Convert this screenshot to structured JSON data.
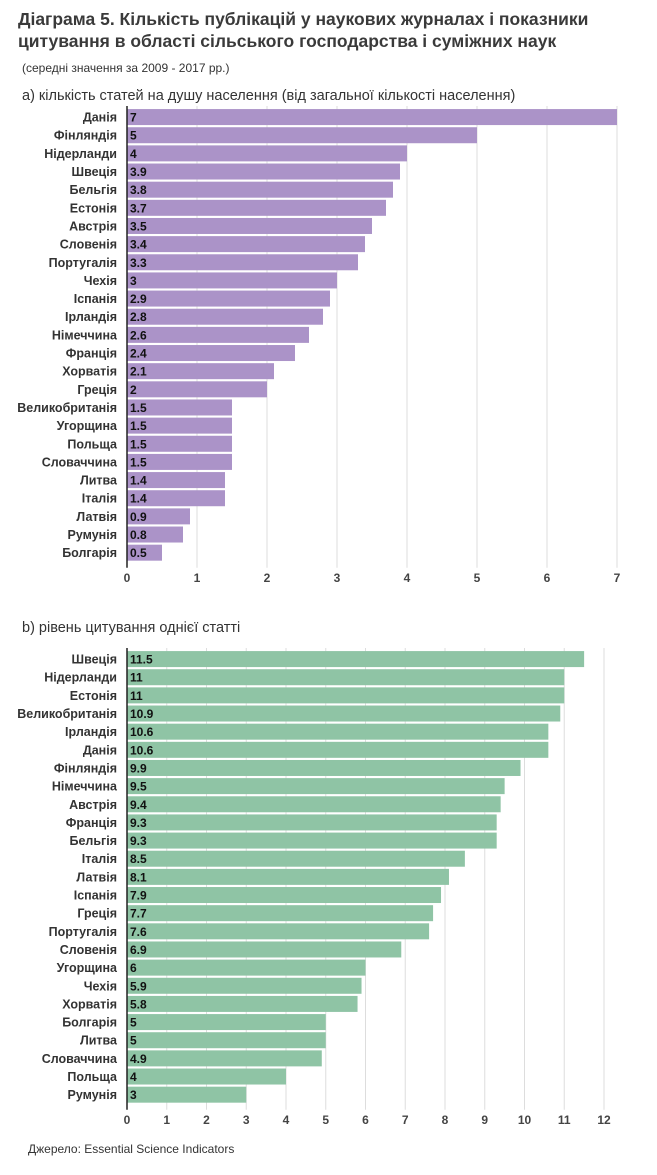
{
  "title": "Діаграма   5. Кількість публікацій у наукових журналах  і показники цитування в області сільського господарства і суміжних наук",
  "subtitle": "(середні значення за 2009 - 2017 рр.)",
  "source": "Джерело:   Essential Science Indicators",
  "chart_data": [
    {
      "type": "bar",
      "orientation": "horizontal",
      "title": "а) кількість статей на душу населення (від загальної кількості населення)",
      "categories": [
        "Данія",
        "Фінляндія",
        "Нідерланди",
        "Швеція",
        "Бельгія",
        "Естонія",
        "Австрія",
        "Словенія",
        "Португалія",
        "Чехія",
        "Іспанія",
        "Ірландія",
        "Німеччина",
        "Франція",
        "Хорватія",
        "Греція",
        "Великобританія",
        "Угорщина",
        "Польща",
        "Словаччина",
        "Литва",
        "Італія",
        "Латвія",
        "Румунія",
        "Болгарія"
      ],
      "values": [
        7,
        5,
        4,
        3.9,
        3.8,
        3.7,
        3.5,
        3.4,
        3.3,
        3,
        2.9,
        2.8,
        2.6,
        2.4,
        2.1,
        2,
        1.5,
        1.5,
        1.5,
        1.5,
        1.4,
        1.4,
        0.9,
        0.8,
        0.5
      ],
      "value_labels": [
        "7",
        "5",
        "4",
        "3.9",
        "3.8",
        "3.7",
        "3.5",
        "3.4",
        "3.3",
        "3",
        "2.9",
        "2.8",
        "2.6",
        "2.4",
        "2.1",
        "2",
        "1.5",
        "1.5",
        "1.5",
        "1.5",
        "1.4",
        "1.4",
        "0.9",
        "0.8",
        "0.5"
      ],
      "xlim": [
        0,
        7
      ],
      "ticks": [
        "0",
        "1",
        "2",
        "3",
        "4",
        "5",
        "6",
        "7"
      ],
      "color": "#ab93c8",
      "grid": true
    },
    {
      "type": "bar",
      "orientation": "horizontal",
      "title": "b) рівень цитування однієї статті",
      "categories": [
        "Швеція",
        "Нідерланди",
        "Естонія",
        "Великобританія",
        "Ірландія",
        "Данія",
        "Фінляндія",
        "Німеччина",
        "Австрія",
        "Франція",
        "Бельгія",
        "Італія",
        "Латвія",
        "Іспанія",
        "Греція",
        "Португалія",
        "Словенія",
        "Угорщина",
        "Чехія",
        "Хорватія",
        "Болгарія",
        "Литва",
        "Словаччина",
        "Польща",
        "Румунія"
      ],
      "values": [
        11.5,
        11,
        11,
        10.9,
        10.6,
        10.6,
        9.9,
        9.5,
        9.4,
        9.3,
        9.3,
        8.5,
        8.1,
        7.9,
        7.7,
        7.6,
        6.9,
        6,
        5.9,
        5.8,
        5,
        5,
        4.9,
        4,
        3
      ],
      "value_labels": [
        "11.5",
        "11",
        "11",
        "10.9",
        "10.6",
        "10.6",
        "9.9",
        "9.5",
        "9.4",
        "9.3",
        "9.3",
        "8.5",
        "8.1",
        "7.9",
        "7.7",
        "7.6",
        "6.9",
        "6",
        "5.9",
        "5.8",
        "5",
        "5",
        "4.9",
        "4",
        "3"
      ],
      "xlim": [
        0,
        12
      ],
      "ticks": [
        "0",
        "1",
        "2",
        "3",
        "4",
        "5",
        "6",
        "7",
        "8",
        "9",
        "10",
        "11",
        "12"
      ],
      "color": "#8fc4a5",
      "grid": true
    }
  ]
}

• **GOAL**:
Take the listing above and print it exactly, apart from the pictures.

• **THE RESULT**:
Convert this screenshot to structured JSON data.
{
  "title": "Діаграма   5. Кількість публікацій у наукових журналах  і показники цитування в області сільського господарства і суміжних наук",
  "subtitle": "(середні значення за 2009 - 2017 рр.)",
  "source": "Джерело:   Essential Science Indicators",
  "chart_data": [
    {
      "type": "bar",
      "orientation": "horizontal",
      "title": "а) кількість статей на душу населення (від загальної кількості населення)",
      "categories": [
        "Данія",
        "Фінляндія",
        "Нідерланди",
        "Швеція",
        "Бельгія",
        "Естонія",
        "Австрія",
        "Словенія",
        "Португалія",
        "Чехія",
        "Іспанія",
        "Ірландія",
        "Німеччина",
        "Франція",
        "Хорватія",
        "Греція",
        "Великобританія",
        "Угорщина",
        "Польща",
        "Словаччина",
        "Литва",
        "Італія",
        "Латвія",
        "Румунія",
        "Болгарія"
      ],
      "values": [
        7,
        5,
        4,
        3.9,
        3.8,
        3.7,
        3.5,
        3.4,
        3.3,
        3,
        2.9,
        2.8,
        2.6,
        2.4,
        2.1,
        2,
        1.5,
        1.5,
        1.5,
        1.5,
        1.4,
        1.4,
        0.9,
        0.8,
        0.5
      ],
      "value_labels": [
        "7",
        "5",
        "4",
        "3.9",
        "3.8",
        "3.7",
        "3.5",
        "3.4",
        "3.3",
        "3",
        "2.9",
        "2.8",
        "2.6",
        "2.4",
        "2.1",
        "2",
        "1.5",
        "1.5",
        "1.5",
        "1.5",
        "1.4",
        "1.4",
        "0.9",
        "0.8",
        "0.5"
      ],
      "xlim": [
        0,
        7
      ],
      "ticks": [
        "0",
        "1",
        "2",
        "3",
        "4",
        "5",
        "6",
        "7"
      ],
      "color": "#ab93c8",
      "grid": true
    },
    {
      "type": "bar",
      "orientation": "horizontal",
      "title": "b) рівень цитування однієї статті",
      "categories": [
        "Швеція",
        "Нідерланди",
        "Естонія",
        "Великобританія",
        "Ірландія",
        "Данія",
        "Фінляндія",
        "Німеччина",
        "Австрія",
        "Франція",
        "Бельгія",
        "Італія",
        "Латвія",
        "Іспанія",
        "Греція",
        "Португалія",
        "Словенія",
        "Угорщина",
        "Чехія",
        "Хорватія",
        "Болгарія",
        "Литва",
        "Словаччина",
        "Польща",
        "Румунія"
      ],
      "values": [
        11.5,
        11,
        11,
        10.9,
        10.6,
        10.6,
        9.9,
        9.5,
        9.4,
        9.3,
        9.3,
        8.5,
        8.1,
        7.9,
        7.7,
        7.6,
        6.9,
        6,
        5.9,
        5.8,
        5,
        5,
        4.9,
        4,
        3
      ],
      "value_labels": [
        "11.5",
        "11",
        "11",
        "10.9",
        "10.6",
        "10.6",
        "9.9",
        "9.5",
        "9.4",
        "9.3",
        "9.3",
        "8.5",
        "8.1",
        "7.9",
        "7.7",
        "7.6",
        "6.9",
        "6",
        "5.9",
        "5.8",
        "5",
        "5",
        "4.9",
        "4",
        "3"
      ],
      "xlim": [
        0,
        12
      ],
      "ticks": [
        "0",
        "1",
        "2",
        "3",
        "4",
        "5",
        "6",
        "7",
        "8",
        "9",
        "10",
        "11",
        "12"
      ],
      "color": "#8fc4a5",
      "grid": true
    }
  ]
}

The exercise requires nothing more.